Work to complete:
Without omitting anything, return the records precisely as given.

Dataset content:
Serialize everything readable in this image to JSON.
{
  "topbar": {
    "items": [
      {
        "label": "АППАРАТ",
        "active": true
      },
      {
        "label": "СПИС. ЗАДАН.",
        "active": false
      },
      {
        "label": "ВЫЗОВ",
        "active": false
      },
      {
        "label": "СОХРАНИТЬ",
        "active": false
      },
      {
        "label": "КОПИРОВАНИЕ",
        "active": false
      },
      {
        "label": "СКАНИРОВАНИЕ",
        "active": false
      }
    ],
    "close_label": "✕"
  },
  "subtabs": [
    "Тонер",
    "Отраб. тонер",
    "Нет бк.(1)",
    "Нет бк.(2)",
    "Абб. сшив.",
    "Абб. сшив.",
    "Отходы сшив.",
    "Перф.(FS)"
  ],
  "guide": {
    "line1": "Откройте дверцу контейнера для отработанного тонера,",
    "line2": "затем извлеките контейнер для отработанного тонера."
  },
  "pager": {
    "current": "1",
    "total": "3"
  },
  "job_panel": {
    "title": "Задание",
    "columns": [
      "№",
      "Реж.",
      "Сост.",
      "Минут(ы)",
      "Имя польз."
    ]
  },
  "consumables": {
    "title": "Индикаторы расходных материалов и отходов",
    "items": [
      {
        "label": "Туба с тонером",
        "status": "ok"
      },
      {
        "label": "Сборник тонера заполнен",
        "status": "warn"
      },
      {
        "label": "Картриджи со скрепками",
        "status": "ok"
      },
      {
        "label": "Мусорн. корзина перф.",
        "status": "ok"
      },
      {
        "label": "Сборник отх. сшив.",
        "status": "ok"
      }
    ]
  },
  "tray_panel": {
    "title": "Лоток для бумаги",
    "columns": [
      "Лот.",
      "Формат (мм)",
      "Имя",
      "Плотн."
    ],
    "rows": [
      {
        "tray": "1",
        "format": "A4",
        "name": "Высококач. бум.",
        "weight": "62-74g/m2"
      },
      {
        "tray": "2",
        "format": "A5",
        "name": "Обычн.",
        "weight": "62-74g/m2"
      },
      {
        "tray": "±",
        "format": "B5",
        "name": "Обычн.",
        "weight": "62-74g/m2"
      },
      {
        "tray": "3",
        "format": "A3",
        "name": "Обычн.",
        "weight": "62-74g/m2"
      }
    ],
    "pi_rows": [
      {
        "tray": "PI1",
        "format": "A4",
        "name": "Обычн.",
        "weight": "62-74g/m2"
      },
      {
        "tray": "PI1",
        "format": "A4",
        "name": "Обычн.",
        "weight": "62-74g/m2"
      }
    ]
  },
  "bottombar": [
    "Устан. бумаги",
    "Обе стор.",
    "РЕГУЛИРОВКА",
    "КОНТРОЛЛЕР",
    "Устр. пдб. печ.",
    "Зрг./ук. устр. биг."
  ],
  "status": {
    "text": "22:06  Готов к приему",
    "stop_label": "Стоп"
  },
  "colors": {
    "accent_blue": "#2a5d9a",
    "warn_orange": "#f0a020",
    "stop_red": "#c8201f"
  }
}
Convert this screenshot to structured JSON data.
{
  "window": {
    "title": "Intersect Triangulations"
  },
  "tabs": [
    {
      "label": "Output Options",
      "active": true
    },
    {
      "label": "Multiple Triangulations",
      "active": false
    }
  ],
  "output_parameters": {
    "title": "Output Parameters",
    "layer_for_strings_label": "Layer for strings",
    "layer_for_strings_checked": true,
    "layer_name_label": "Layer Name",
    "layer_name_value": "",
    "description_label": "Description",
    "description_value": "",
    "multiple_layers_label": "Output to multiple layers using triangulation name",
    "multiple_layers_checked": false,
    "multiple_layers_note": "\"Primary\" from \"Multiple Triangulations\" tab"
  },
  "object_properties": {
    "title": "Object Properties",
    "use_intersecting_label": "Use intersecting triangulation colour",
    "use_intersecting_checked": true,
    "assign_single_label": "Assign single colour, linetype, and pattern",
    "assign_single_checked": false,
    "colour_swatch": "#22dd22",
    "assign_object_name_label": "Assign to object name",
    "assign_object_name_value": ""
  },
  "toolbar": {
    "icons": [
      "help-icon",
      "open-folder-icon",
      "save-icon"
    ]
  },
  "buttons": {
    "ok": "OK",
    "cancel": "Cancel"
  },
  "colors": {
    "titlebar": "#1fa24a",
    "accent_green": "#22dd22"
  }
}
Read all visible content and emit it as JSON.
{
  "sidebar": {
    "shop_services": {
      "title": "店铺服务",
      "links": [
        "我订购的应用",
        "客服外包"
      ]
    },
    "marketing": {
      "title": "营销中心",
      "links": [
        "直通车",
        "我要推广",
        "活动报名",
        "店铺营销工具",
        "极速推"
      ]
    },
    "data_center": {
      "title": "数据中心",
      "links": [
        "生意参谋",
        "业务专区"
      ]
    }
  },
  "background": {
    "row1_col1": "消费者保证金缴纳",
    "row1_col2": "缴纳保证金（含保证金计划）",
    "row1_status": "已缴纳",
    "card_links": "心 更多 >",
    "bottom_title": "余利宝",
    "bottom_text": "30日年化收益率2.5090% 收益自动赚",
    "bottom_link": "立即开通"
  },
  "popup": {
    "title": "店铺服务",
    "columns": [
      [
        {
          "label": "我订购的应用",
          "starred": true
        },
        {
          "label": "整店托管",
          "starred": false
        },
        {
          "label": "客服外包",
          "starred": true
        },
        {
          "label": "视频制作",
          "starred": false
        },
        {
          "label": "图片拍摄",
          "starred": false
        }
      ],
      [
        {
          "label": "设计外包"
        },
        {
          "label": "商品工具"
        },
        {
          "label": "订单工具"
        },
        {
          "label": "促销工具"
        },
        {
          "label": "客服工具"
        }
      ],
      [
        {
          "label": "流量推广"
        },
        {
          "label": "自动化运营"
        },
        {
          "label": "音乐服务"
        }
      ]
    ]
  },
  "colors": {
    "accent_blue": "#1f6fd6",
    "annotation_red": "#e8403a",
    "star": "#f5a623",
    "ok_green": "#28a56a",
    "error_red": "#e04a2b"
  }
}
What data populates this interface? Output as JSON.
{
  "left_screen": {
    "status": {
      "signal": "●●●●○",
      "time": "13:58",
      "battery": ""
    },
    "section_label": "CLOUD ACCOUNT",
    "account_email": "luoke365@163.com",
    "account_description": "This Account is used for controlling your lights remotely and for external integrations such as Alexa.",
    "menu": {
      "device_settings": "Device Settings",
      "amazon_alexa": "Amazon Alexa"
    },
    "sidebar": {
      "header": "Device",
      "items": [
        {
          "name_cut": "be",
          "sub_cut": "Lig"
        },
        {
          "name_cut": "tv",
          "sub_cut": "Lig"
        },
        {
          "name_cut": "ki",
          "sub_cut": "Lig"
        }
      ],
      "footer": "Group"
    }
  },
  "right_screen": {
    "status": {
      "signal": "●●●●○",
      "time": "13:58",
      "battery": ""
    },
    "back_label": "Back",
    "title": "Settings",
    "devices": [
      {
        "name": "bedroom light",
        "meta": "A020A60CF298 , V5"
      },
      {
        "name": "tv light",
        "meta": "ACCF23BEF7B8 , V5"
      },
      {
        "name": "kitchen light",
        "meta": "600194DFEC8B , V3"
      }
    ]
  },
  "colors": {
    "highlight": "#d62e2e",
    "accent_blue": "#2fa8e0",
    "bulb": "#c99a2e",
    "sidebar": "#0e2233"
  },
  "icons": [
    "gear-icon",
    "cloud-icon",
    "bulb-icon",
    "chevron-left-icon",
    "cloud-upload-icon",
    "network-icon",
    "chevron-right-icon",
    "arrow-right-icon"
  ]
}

Solution:
Serialize everything readable in this image to JSON.
{
  "topbar": {
    "items": [
      {
        "label": "АППАРАТ",
        "active": true
      },
      {
        "label": "СПИС. ЗАДАН.",
        "active": false
      },
      {
        "label": "ВЫЗОВ",
        "active": false
      },
      {
        "label": "СОХРАНИТЬ",
        "active": false
      },
      {
        "label": "КОПИРОВАНИЕ",
        "active": false
      },
      {
        "label": "СКАНИРОВАНИЕ",
        "active": false
      }
    ],
    "close_label": "✕"
  },
  "subtabs": [
    "Тонер",
    "Отраб. тонер",
    "Нет бк.(1)",
    "Нет бк.(2)",
    "Абб. сшив.",
    "Абб. сшив.",
    "Отходы сшив.",
    "Перф.(FS)"
  ],
  "guide": {
    "line1": "Откройте дверцу контейнера для отработанного тонера,",
    "line2": "затем извлеките контейнер для отработанного тонера."
  },
  "pager": {
    "current": "1",
    "total": "3"
  },
  "job_panel": {
    "title": "Задание",
    "columns": [
      "№",
      "Реж.",
      "Сост.",
      "Минут(ы)",
      "Имя польз."
    ]
  },
  "consumables": {
    "title": "Индикаторы расходных материалов и отходов",
    "items": [
      {
        "label": "Туба с тонером",
        "status": "ok"
      },
      {
        "label": "Сборник тонера заполнен",
        "status": "warn"
      },
      {
        "label": "Картриджи со скрепками",
        "status": "ok"
      },
      {
        "label": "Мусорн. корзина перф.",
        "status": "ok"
      },
      {
        "label": "Сборник отх. сшив.",
        "status": "ok"
      }
    ]
  },
  "tray_panel": {
    "title": "Лоток для бумаги",
    "columns": [
      "Лот.",
      "Формат (мм)",
      "Имя",
      "Плотн."
    ],
    "rows": [
      {
        "tray": "1",
        "format": "A4",
        "name": "Высококач. бум.",
        "weight": "62-74g/m2"
      },
      {
        "tray": "2",
        "format": "A5",
        "name": "Обычн.",
        "weight": "62-74g/m2"
      },
      {
        "tray": "±",
        "format": "B5",
        "name": "Обычн.",
        "weight": "62-74g/m2"
      },
      {
        "tray": "3",
        "format": "A3",
        "name": "Обычн.",
        "weight": "62-74g/m2"
      }
    ],
    "pi_rows": [
      {
        "tray": "PI1",
        "format": "A4",
        "name": "Обычн.",
        "weight": "62-74g/m2"
      },
      {
        "tray": "PI1",
        "format": "A4",
        "name": "Обычн.",
        "weight": "62-74g/m2"
      }
    ]
  },
  "bottombar": [
    "Устан. бумаги",
    "Обе стор.",
    "РЕГУЛИРОВКА",
    "КОНТРОЛЛЕР",
    "Устр. пдб. печ.",
    "Зрг./ук. устр. биг."
  ],
  "status": {
    "text": "22:06  Готов к приему",
    "stop_label": "Стоп"
  },
  "colors": {
    "accent_blue": "#2a5d9a",
    "warn_orange": "#f0a020",
    "stop_red": "#c8201f"
  }
}
Convert this screenshot to structured JSON data.
{
  "window": {
    "title": "Intersect Triangulations"
  },
  "tabs": [
    {
      "label": "Output Options",
      "active": true
    },
    {
      "label": "Multiple Triangulations",
      "active": false
    }
  ],
  "output_parameters": {
    "title": "Output Parameters",
    "layer_for_strings_label": "Layer for strings",
    "layer_for_strings_checked": true,
    "layer_name_label": "Layer Name",
    "layer_name_value": "",
    "description_label": "Description",
    "description_value": "",
    "multiple_layers_label": "Output to multiple layers using triangulation name",
    "multiple_layers_checked": false,
    "multiple_layers_note": "\"Primary\" from \"Multiple Triangulations\" tab"
  },
  "object_properties": {
    "title": "Object Properties",
    "use_intersecting_label": "Use intersecting triangulation colour",
    "use_intersecting_checked": true,
    "assign_single_label": "Assign single colour, linetype, and pattern",
    "assign_single_checked": false,
    "colour_swatch": "#22dd22",
    "assign_object_name_label": "Assign to object name",
    "assign_object_name_value": ""
  },
  "toolbar": {
    "icons": [
      "help-icon",
      "open-folder-icon",
      "save-icon"
    ]
  },
  "buttons": {
    "ok": "OK",
    "cancel": "Cancel"
  },
  "colors": {
    "titlebar": "#1fa24a",
    "accent_green": "#22dd22"
  }
}
Read all visible content and emit it as JSON.
{
  "sidebar": {
    "shop_services": {
      "title": "店铺服务",
      "links": [
        "我订购的应用",
        "客服外包"
      ]
    },
    "marketing": {
      "title": "营销中心",
      "links": [
        "直通车",
        "我要推广",
        "活动报名",
        "店铺营销工具",
        "极速推"
      ]
    },
    "data_center": {
      "title": "数据中心",
      "links": [
        "生意参谋",
        "业务专区"
      ]
    }
  },
  "background": {
    "row1_col1": "消费者保证金缴纳",
    "row1_col2": "缴纳保证金（含保证金计划）",
    "row1_status": "已缴纳",
    "card_links": "心 更多 >",
    "bottom_title": "余利宝",
    "bottom_text": "30日年化收益率2.5090% 收益自动赚",
    "bottom_link": "立即开通"
  },
  "popup": {
    "title": "店铺服务",
    "columns": [
      [
        {
          "label": "我订购的应用",
          "starred": true
        },
        {
          "label": "整店托管",
          "starred": false
        },
        {
          "label": "客服外包",
          "starred": true
        },
        {
          "label": "视频制作",
          "starred": false
        },
        {
          "label": "图片拍摄",
          "starred": false
        }
      ],
      [
        {
          "label": "设计外包"
        },
        {
          "label": "商品工具"
        },
        {
          "label": "订单工具"
        },
        {
          "label": "促销工具"
        },
        {
          "label": "客服工具"
        }
      ],
      [
        {
          "label": "流量推广"
        },
        {
          "label": "自动化运营"
        },
        {
          "label": "音乐服务"
        }
      ]
    ]
  },
  "colors": {
    "accent_blue": "#1f6fd6",
    "annotation_red": "#e8403a",
    "star": "#f5a623",
    "ok_green": "#28a56a",
    "error_red": "#e04a2b"
  }
}
What data populates this interface? Output as JSON.
{
  "left_screen": {
    "status": {
      "signal": "●●●●○",
      "time": "13:58",
      "battery": ""
    },
    "section_label": "CLOUD ACCOUNT",
    "account_email": "luoke365@163.com",
    "account_description": "This Account is used for controlling your lights remotely and for external integrations such as Alexa.",
    "menu": {
      "device_settings": "Device Settings",
      "amazon_alexa": "Amazon Alexa"
    },
    "sidebar": {
      "header": "Device",
      "items": [
        {
          "name_cut": "be",
          "sub_cut": "Lig"
        },
        {
          "name_cut": "tv",
          "sub_cut": "Lig"
        },
        {
          "name_cut": "ki",
          "sub_cut": "Lig"
        }
      ],
      "footer": "Group"
    }
  },
  "right_screen": {
    "status": {
      "signal": "●●●●○",
      "time": "13:58",
      "battery": ""
    },
    "back_label": "Back",
    "title": "Settings",
    "devices": [
      {
        "name": "bedroom light",
        "meta": "A020A60CF298 , V5"
      },
      {
        "name": "tv light",
        "meta": "ACCF23BEF7B8 , V5"
      },
      {
        "name": "kitchen light",
        "meta": "600194DFEC8B , V3"
      }
    ]
  },
  "colors": {
    "highlight": "#d62e2e",
    "accent_blue": "#2fa8e0",
    "bulb": "#c99a2e",
    "sidebar": "#0e2233"
  },
  "icons": [
    "gear-icon",
    "cloud-icon",
    "bulb-icon",
    "chevron-left-icon",
    "cloud-upload-icon",
    "network-icon",
    "chevron-right-icon",
    "arrow-right-icon"
  ]
}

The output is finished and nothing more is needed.